◆ Direction:
Each entry below should be reproduced character for character.

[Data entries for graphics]
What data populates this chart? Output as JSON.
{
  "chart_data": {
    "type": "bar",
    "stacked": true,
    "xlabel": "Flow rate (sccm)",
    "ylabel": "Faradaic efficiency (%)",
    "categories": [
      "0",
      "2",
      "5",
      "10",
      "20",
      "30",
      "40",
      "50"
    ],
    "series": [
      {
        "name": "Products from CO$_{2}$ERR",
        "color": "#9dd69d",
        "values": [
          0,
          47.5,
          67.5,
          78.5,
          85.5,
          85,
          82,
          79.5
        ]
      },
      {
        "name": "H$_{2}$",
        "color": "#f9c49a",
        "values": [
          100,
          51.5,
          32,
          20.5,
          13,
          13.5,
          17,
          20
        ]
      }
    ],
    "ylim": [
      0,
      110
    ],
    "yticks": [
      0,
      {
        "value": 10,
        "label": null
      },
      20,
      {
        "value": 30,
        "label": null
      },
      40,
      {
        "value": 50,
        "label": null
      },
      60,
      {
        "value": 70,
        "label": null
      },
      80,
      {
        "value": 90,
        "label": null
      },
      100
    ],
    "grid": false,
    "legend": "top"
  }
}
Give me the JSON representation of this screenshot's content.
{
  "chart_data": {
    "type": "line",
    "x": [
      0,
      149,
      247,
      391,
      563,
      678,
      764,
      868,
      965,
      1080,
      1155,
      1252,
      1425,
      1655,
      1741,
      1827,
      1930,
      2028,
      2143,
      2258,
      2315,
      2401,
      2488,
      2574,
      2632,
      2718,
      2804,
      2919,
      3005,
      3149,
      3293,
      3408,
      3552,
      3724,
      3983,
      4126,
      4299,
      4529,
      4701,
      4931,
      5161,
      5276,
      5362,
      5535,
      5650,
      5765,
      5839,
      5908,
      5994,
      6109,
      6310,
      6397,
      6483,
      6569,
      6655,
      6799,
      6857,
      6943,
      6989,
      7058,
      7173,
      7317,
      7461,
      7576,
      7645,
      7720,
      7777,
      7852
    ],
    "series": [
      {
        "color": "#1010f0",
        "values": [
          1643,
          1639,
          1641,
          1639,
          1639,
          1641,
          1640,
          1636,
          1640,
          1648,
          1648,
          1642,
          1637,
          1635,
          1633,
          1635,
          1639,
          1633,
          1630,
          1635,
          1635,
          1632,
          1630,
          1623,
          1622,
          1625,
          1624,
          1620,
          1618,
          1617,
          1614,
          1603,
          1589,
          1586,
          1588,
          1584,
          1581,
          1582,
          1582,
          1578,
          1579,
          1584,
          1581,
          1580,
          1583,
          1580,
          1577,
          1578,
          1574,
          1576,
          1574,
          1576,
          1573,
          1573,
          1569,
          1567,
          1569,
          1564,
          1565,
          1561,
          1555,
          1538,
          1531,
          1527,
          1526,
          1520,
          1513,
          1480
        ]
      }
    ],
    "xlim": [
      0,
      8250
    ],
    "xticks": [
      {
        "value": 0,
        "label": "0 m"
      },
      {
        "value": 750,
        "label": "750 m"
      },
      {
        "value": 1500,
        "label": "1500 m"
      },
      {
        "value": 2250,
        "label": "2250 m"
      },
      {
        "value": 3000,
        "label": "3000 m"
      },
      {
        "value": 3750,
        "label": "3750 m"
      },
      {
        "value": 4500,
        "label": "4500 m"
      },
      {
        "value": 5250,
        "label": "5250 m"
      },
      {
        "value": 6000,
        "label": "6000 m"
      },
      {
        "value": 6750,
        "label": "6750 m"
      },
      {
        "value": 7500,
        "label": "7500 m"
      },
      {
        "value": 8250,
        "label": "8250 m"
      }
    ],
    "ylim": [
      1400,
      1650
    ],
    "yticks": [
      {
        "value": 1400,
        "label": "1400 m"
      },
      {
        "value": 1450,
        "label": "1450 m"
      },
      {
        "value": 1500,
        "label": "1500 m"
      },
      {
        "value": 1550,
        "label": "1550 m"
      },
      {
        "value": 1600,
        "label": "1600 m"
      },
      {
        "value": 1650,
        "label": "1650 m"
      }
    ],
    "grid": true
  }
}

◆ Expected output:
What data populates this chart? Output as JSON.
{
  "chart_data": {
    "type": "bar",
    "stacked": true,
    "xlabel": "Flow rate (sccm)",
    "ylabel": "Faradaic efficiency (%)",
    "categories": [
      "0",
      "2",
      "5",
      "10",
      "20",
      "30",
      "40",
      "50"
    ],
    "series": [
      {
        "name": "Products from CO$_{2}$ERR",
        "color": "#9dd69d",
        "values": [
          0,
          47.5,
          67.5,
          78.5,
          85.5,
          85,
          82,
          79.5
        ]
      },
      {
        "name": "H$_{2}$",
        "color": "#f9c49a",
        "values": [
          100,
          51.5,
          32,
          20.5,
          13,
          13.5,
          17,
          20
        ]
      }
    ],
    "ylim": [
      0,
      110
    ],
    "yticks": [
      0,
      {
        "value": 10,
        "label": null
      },
      20,
      {
        "value": 30,
        "label": null
      },
      40,
      {
        "value": 50,
        "label": null
      },
      60,
      {
        "value": 70,
        "label": null
      },
      80,
      {
        "value": 90,
        "label": null
      },
      100
    ],
    "grid": false,
    "legend": "top"
  }
}
Give me the JSON representation of this screenshot's content.
{
  "chart_data": {
    "type": "line",
    "x": [
      0,
      149,
      247,
      391,
      563,
      678,
      764,
      868,
      965,
      1080,
      1155,
      1252,
      1425,
      1655,
      1741,
      1827,
      1930,
      2028,
      2143,
      2258,
      2315,
      2401,
      2488,
      2574,
      2632,
      2718,
      2804,
      2919,
      3005,
      3149,
      3293,
      3408,
      3552,
      3724,
      3983,
      4126,
      4299,
      4529,
      4701,
      4931,
      5161,
      5276,
      5362,
      5535,
      5650,
      5765,
      5839,
      5908,
      5994,
      6109,
      6310,
      6397,
      6483,
      6569,
      6655,
      6799,
      6857,
      6943,
      6989,
      7058,
      7173,
      7317,
      7461,
      7576,
      7645,
      7720,
      7777,
      7852
    ],
    "series": [
      {
        "color": "#1010f0",
        "values": [
          1643,
          1639,
          1641,
          1639,
          1639,
          1641,
          1640,
          1636,
          1640,
          1648,
          1648,
          1642,
          1637,
          1635,
          1633,
          1635,
          1639,
          1633,
          1630,
          1635,
          1635,
          1632,
          1630,
          1623,
          1622,
          1625,
          1624,
          1620,
          1618,
          1617,
          1614,
          1603,
          1589,
          1586,
          1588,
          1584,
          1581,
          1582,
          1582,
          1578,
          1579,
          1584,
          1581,
          1580,
          1583,
          1580,
          1577,
          1578,
          1574,
          1576,
          1574,
          1576,
          1573,
          1573,
          1569,
          1567,
          1569,
          1564,
          1565,
          1561,
          1555,
          1538,
          1531,
          1527,
          1526,
          1520,
          1513,
          1480
        ]
      }
    ],
    "xlim": [
      0,
      8250
    ],
    "xticks": [
      {
        "value": 0,
        "label": "0 m"
      },
      {
        "value": 750,
        "label": "750 m"
      },
      {
        "value": 1500,
        "label": "1500 m"
      },
      {
        "value": 2250,
        "label": "2250 m"
      },
      {
        "value": 3000,
        "label": "3000 m"
      },
      {
        "value": 3750,
        "label": "3750 m"
      },
      {
        "value": 4500,
        "label": "4500 m"
      },
      {
        "value": 5250,
        "label": "5250 m"
      },
      {
        "value": 6000,
        "label": "6000 m"
      },
      {
        "value": 6750,
        "label": "6750 m"
      },
      {
        "value": 7500,
        "label": "7500 m"
      },
      {
        "value": 8250,
        "label": "8250 m"
      }
    ],
    "ylim": [
      1400,
      1650
    ],
    "yticks": [
      {
        "value": 1400,
        "label": "1400 m"
      },
      {
        "value": 1450,
        "label": "1450 m"
      },
      {
        "value": 1500,
        "label": "1500 m"
      },
      {
        "value": 1550,
        "label": "1550 m"
      },
      {
        "value": 1600,
        "label": "1600 m"
      },
      {
        "value": 1650,
        "label": "1650 m"
      }
    ],
    "grid": true
  }
}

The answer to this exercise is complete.